**What is expected:**
Return the records that follow, matching each one exactly.

'''

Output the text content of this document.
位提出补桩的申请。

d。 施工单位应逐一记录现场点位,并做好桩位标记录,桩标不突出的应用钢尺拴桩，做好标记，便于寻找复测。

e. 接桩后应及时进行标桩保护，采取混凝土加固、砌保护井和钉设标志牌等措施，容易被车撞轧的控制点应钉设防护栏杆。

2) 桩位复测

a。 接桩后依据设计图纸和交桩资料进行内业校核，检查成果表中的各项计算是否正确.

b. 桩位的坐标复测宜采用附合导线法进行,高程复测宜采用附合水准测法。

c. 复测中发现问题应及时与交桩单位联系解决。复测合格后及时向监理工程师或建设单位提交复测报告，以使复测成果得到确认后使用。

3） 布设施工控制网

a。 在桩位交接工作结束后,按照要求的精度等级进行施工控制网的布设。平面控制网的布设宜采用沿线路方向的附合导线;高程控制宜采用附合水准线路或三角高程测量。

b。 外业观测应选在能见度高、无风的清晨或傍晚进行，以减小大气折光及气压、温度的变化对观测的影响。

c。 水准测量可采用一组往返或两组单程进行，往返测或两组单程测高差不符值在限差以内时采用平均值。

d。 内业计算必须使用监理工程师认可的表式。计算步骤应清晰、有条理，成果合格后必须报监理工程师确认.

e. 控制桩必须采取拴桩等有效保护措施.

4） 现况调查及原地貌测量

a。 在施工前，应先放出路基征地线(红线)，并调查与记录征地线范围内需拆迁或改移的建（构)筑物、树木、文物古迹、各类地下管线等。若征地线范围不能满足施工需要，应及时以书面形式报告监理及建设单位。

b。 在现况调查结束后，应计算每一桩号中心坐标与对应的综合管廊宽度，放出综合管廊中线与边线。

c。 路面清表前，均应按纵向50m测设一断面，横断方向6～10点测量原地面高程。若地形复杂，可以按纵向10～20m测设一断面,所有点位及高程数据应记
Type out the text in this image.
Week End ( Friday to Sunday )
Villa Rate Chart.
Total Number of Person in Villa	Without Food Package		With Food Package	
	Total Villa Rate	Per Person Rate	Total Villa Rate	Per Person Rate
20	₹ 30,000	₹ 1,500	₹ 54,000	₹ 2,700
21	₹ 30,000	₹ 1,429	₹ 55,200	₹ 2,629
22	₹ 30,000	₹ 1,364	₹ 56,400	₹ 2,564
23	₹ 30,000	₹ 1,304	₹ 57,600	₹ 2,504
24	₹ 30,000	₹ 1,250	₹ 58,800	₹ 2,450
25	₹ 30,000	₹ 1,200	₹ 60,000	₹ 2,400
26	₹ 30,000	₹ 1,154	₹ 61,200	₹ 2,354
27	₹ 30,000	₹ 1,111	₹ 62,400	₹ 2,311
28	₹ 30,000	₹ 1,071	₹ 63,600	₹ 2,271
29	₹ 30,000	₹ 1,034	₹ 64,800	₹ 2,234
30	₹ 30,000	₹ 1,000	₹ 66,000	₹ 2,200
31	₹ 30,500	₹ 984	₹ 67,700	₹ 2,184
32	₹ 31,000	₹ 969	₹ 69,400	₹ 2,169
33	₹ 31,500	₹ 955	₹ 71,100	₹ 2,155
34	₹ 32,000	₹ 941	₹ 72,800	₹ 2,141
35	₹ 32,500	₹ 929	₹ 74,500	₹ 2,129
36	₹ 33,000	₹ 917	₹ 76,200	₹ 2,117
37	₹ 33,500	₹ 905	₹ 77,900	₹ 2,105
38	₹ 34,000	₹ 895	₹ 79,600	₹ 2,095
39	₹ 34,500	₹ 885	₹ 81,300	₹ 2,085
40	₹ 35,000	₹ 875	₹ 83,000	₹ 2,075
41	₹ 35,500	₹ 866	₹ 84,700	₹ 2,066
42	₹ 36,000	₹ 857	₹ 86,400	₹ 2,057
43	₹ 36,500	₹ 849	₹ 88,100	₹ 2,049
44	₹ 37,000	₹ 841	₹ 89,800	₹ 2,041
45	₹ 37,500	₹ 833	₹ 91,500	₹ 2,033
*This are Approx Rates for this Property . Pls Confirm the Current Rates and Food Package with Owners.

'''

**Written response:**
Output the text content of this document.
位提出补桩的申请。

d。 施工单位应逐一记录现场点位,并做好桩位标记录,桩标不突出的应用钢尺拴桩，做好标记，便于寻找复测。

e. 接桩后应及时进行标桩保护，采取混凝土加固、砌保护井和钉设标志牌等措施，容易被车撞轧的控制点应钉设防护栏杆。

2) 桩位复测

a。 接桩后依据设计图纸和交桩资料进行内业校核，检查成果表中的各项计算是否正确.

b. 桩位的坐标复测宜采用附合导线法进行,高程复测宜采用附合水准测法。

c. 复测中发现问题应及时与交桩单位联系解决。复测合格后及时向监理工程师或建设单位提交复测报告，以使复测成果得到确认后使用。

3） 布设施工控制网

a。 在桩位交接工作结束后,按照要求的精度等级进行施工控制网的布设。平面控制网的布设宜采用沿线路方向的附合导线;高程控制宜采用附合水准线路或三角高程测量。

b。 外业观测应选在能见度高、无风的清晨或傍晚进行，以减小大气折光及气压、温度的变化对观测的影响。

c。 水准测量可采用一组往返或两组单程进行，往返测或两组单程测高差不符值在限差以内时采用平均值。

d。 内业计算必须使用监理工程师认可的表式。计算步骤应清晰、有条理，成果合格后必须报监理工程师确认.

e. 控制桩必须采取拴桩等有效保护措施.

4） 现况调查及原地貌测量

a。 在施工前，应先放出路基征地线(红线)，并调查与记录征地线范围内需拆迁或改移的建（构)筑物、树木、文物古迹、各类地下管线等。若征地线范围不能满足施工需要，应及时以书面形式报告监理及建设单位。

b。 在现况调查结束后，应计算每一桩号中心坐标与对应的综合管廊宽度，放出综合管廊中线与边线。

c。 路面清表前，均应按纵向50m测设一断面，横断方向6～10点测量原地面高程。若地形复杂，可以按纵向10～20m测设一断面,所有点位及高程数据应记
Type out the text in this image.
Week End ( Friday to Sunday )
Villa Rate Chart.
Total Number of Person in Villa	Without Food Package		With Food Package	
	Total Villa Rate	Per Person Rate	Total Villa Rate	Per Person Rate
20	₹ 30,000	₹ 1,500	₹ 54,000	₹ 2,700
21	₹ 30,000	₹ 1,429	₹ 55,200	₹ 2,629
22	₹ 30,000	₹ 1,364	₹ 56,400	₹ 2,564
23	₹ 30,000	₹ 1,304	₹ 57,600	₹ 2,504
24	₹ 30,000	₹ 1,250	₹ 58,800	₹ 2,450
25	₹ 30,000	₹ 1,200	₹ 60,000	₹ 2,400
26	₹ 30,000	₹ 1,154	₹ 61,200	₹ 2,354
27	₹ 30,000	₹ 1,111	₹ 62,400	₹ 2,311
28	₹ 30,000	₹ 1,071	₹ 63,600	₹ 2,271
29	₹ 30,000	₹ 1,034	₹ 64,800	₹ 2,234
30	₹ 30,000	₹ 1,000	₹ 66,000	₹ 2,200
31	₹ 30,500	₹ 984	₹ 67,700	₹ 2,184
32	₹ 31,000	₹ 969	₹ 69,400	₹ 2,169
33	₹ 31,500	₹ 955	₹ 71,100	₹ 2,155
34	₹ 32,000	₹ 941	₹ 72,800	₹ 2,141
35	₹ 32,500	₹ 929	₹ 74,500	₹ 2,129
36	₹ 33,000	₹ 917	₹ 76,200	₹ 2,117
37	₹ 33,500	₹ 905	₹ 77,900	₹ 2,105
38	₹ 34,000	₹ 895	₹ 79,600	₹ 2,095
39	₹ 34,500	₹ 885	₹ 81,300	₹ 2,085
40	₹ 35,000	₹ 875	₹ 83,000	₹ 2,075
41	₹ 35,500	₹ 866	₹ 84,700	₹ 2,066
42	₹ 36,000	₹ 857	₹ 86,400	₹ 2,057
43	₹ 36,500	₹ 849	₹ 88,100	₹ 2,049
44	₹ 37,000	₹ 841	₹ 89,800	₹ 2,041
45	₹ 37,500	₹ 833	₹ 91,500	₹ 2,033
*This are Approx Rates for this Property . Pls Confirm the Current Rates and Food Package with Owners.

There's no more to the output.